*Aim of the exercise*
All of the records below must be output exactly, with no pictures carried over.

---------- Material supplied ----------

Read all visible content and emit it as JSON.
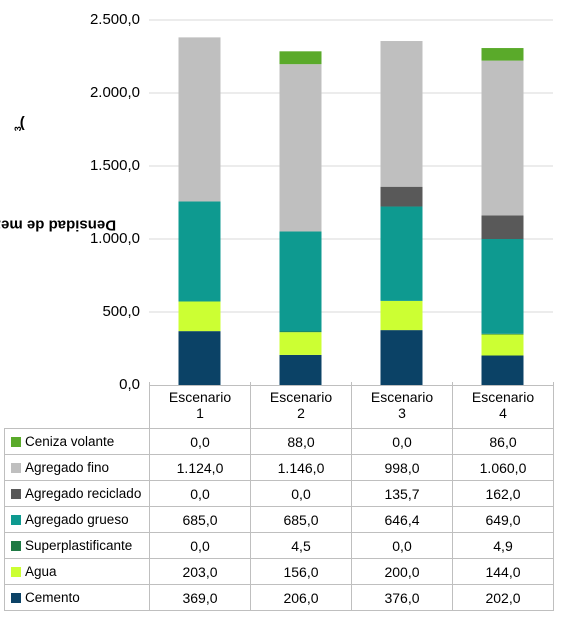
{
  "chart_data": {
    "type": "bar",
    "stacked": true,
    "ylabel": "Densidad de mezcla (kg/m",
    "ylabel_sup": "3",
    "ylabel_end": ")",
    "ylim": [
      0,
      2500
    ],
    "yticks": [
      "0,0",
      "500,0",
      "1.000,0",
      "1.500,0",
      "2.000,0",
      "2.500,0"
    ],
    "grid": true,
    "legend": "data-table",
    "categories": [
      {
        "line1": "Escenario",
        "line2": "1"
      },
      {
        "line1": "Escenario",
        "line2": "2"
      },
      {
        "line1": "Escenario",
        "line2": "3"
      },
      {
        "line1": "Escenario",
        "line2": "4"
      }
    ],
    "series": [
      {
        "name": "Cemento",
        "color": "#0b4266",
        "values": [
          369,
          206,
          376,
          202
        ],
        "labels": [
          "369,0",
          "206,0",
          "376,0",
          "202,0"
        ]
      },
      {
        "name": "Agua",
        "color": "#ccff33",
        "values": [
          203,
          156,
          200,
          144
        ],
        "labels": [
          "203,0",
          "156,0",
          "200,0",
          "144,0"
        ]
      },
      {
        "name": "Superplastificante",
        "color": "#1f7a44",
        "values": [
          0,
          4.5,
          0,
          4.9
        ],
        "labels": [
          "0,0",
          "4,5",
          "0,0",
          "4,9"
        ]
      },
      {
        "name": "Agregado grueso",
        "color": "#0e9a90",
        "values": [
          685,
          685,
          646.4,
          649
        ],
        "labels": [
          "685,0",
          "685,0",
          "646,4",
          "649,0"
        ]
      },
      {
        "name": "Agregado reciclado",
        "color": "#595959",
        "values": [
          0,
          0,
          135.7,
          162
        ],
        "labels": [
          "0,0",
          "0,0",
          "135,7",
          "162,0"
        ]
      },
      {
        "name": "Agregado fino",
        "color": "#bfbfbf",
        "values": [
          1124,
          1146,
          998,
          1060
        ],
        "labels": [
          "1.124,0",
          "1.146,0",
          "998,0",
          "1.060,0"
        ]
      },
      {
        "name": "Ceniza volante",
        "color": "#5aaa2a",
        "values": [
          0,
          88,
          0,
          86
        ],
        "labels": [
          "0,0",
          "88,0",
          "0,0",
          "86,0"
        ]
      }
    ]
  }
}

----------

*Expected answer*
Read all visible content and emit it as JSON.
{
  "chart_data": {
    "type": "bar",
    "stacked": true,
    "ylabel": "Densidad de mezcla (kg/m",
    "ylabel_sup": "3",
    "ylabel_end": ")",
    "ylim": [
      0,
      2500
    ],
    "yticks": [
      "0,0",
      "500,0",
      "1.000,0",
      "1.500,0",
      "2.000,0",
      "2.500,0"
    ],
    "grid": true,
    "legend": "data-table",
    "categories": [
      {
        "line1": "Escenario",
        "line2": "1"
      },
      {
        "line1": "Escenario",
        "line2": "2"
      },
      {
        "line1": "Escenario",
        "line2": "3"
      },
      {
        "line1": "Escenario",
        "line2": "4"
      }
    ],
    "series": [
      {
        "name": "Cemento",
        "color": "#0b4266",
        "values": [
          369,
          206,
          376,
          202
        ],
        "labels": [
          "369,0",
          "206,0",
          "376,0",
          "202,0"
        ]
      },
      {
        "name": "Agua",
        "color": "#ccff33",
        "values": [
          203,
          156,
          200,
          144
        ],
        "labels": [
          "203,0",
          "156,0",
          "200,0",
          "144,0"
        ]
      },
      {
        "name": "Superplastificante",
        "color": "#1f7a44",
        "values": [
          0,
          4.5,
          0,
          4.9
        ],
        "labels": [
          "0,0",
          "4,5",
          "0,0",
          "4,9"
        ]
      },
      {
        "name": "Agregado grueso",
        "color": "#0e9a90",
        "values": [
          685,
          685,
          646.4,
          649
        ],
        "labels": [
          "685,0",
          "685,0",
          "646,4",
          "649,0"
        ]
      },
      {
        "name": "Agregado reciclado",
        "color": "#595959",
        "values": [
          0,
          0,
          135.7,
          162
        ],
        "labels": [
          "0,0",
          "0,0",
          "135,7",
          "162,0"
        ]
      },
      {
        "name": "Agregado fino",
        "color": "#bfbfbf",
        "values": [
          1124,
          1146,
          998,
          1060
        ],
        "labels": [
          "1.124,0",
          "1.146,0",
          "998,0",
          "1.060,0"
        ]
      },
      {
        "name": "Ceniza volante",
        "color": "#5aaa2a",
        "values": [
          0,
          88,
          0,
          86
        ],
        "labels": [
          "0,0",
          "88,0",
          "0,0",
          "86,0"
        ]
      }
    ]
  }
}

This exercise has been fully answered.